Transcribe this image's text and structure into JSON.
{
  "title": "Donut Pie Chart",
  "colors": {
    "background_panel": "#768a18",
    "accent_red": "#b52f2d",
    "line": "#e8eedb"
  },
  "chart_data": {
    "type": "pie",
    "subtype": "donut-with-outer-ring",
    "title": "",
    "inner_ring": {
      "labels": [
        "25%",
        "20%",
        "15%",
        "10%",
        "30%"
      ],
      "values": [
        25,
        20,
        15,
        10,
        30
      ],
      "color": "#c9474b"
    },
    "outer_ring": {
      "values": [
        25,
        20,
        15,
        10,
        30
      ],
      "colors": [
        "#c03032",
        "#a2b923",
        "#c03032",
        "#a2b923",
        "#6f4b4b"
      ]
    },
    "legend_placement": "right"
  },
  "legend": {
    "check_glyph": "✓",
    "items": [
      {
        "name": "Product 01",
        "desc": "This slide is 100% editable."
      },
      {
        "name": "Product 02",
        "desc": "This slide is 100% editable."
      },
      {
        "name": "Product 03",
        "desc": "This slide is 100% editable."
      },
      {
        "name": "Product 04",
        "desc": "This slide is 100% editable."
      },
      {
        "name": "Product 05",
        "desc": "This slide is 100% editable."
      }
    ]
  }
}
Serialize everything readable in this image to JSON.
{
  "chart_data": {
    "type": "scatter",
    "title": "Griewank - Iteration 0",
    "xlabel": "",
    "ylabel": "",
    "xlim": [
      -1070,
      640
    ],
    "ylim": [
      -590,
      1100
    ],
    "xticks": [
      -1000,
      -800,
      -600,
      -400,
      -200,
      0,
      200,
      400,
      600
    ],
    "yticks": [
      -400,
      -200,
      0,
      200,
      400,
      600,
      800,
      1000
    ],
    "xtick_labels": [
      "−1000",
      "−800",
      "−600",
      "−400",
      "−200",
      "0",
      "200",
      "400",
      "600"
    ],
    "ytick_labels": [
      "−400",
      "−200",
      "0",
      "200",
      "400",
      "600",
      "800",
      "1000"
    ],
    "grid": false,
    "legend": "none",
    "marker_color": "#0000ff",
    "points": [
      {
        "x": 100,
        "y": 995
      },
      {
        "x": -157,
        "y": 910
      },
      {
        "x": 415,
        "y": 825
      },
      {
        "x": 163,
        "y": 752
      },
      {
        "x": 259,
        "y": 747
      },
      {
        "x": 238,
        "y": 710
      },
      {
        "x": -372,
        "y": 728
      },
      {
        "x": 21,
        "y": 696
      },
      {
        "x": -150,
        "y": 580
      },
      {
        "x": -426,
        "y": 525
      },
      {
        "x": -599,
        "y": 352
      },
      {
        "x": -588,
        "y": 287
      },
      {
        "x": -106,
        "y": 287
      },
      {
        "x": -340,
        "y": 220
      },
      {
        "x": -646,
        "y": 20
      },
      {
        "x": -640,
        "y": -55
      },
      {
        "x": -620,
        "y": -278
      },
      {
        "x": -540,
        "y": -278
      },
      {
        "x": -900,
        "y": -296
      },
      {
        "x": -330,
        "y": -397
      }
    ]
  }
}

▶ Problem description: All lines above with "title" in them should be returned.

▶ Completed task:
  "title": "Donut Pie Chart",
    "title": "",
    "title": "Griewank - Iteration 0",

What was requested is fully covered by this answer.